» TASK: Exact repetition of every entry is required.

Stored data:
---

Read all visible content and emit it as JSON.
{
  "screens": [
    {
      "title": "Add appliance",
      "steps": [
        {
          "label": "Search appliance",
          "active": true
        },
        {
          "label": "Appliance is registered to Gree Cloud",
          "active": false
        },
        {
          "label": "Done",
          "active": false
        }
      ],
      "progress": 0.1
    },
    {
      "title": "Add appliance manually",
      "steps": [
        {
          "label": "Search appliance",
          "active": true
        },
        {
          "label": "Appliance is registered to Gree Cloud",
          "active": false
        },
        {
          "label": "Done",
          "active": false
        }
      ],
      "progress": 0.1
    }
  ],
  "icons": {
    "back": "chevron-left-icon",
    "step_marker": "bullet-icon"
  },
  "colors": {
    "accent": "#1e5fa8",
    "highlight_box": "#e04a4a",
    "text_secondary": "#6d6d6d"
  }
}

---

» RESPONSE:
Read all visible content and emit it as JSON.
{
  "screens": [
    {
      "title": "Add appliance",
      "steps": [
        {
          "label": "Search appliance",
          "active": true
        },
        {
          "label": "Appliance is registered to Gree Cloud",
          "active": false
        },
        {
          "label": "Done",
          "active": false
        }
      ],
      "progress": 0.1
    },
    {
      "title": "Add appliance manually",
      "steps": [
        {
          "label": "Search appliance",
          "active": true
        },
        {
          "label": "Appliance is registered to Gree Cloud",
          "active": false
        },
        {
          "label": "Done",
          "active": false
        }
      ],
      "progress": 0.1
    }
  ],
  "icons": {
    "back": "chevron-left-icon",
    "step_marker": "bullet-icon"
  },
  "colors": {
    "accent": "#1e5fa8",
    "highlight_box": "#e04a4a",
    "text_secondary": "#6d6d6d"
  }
}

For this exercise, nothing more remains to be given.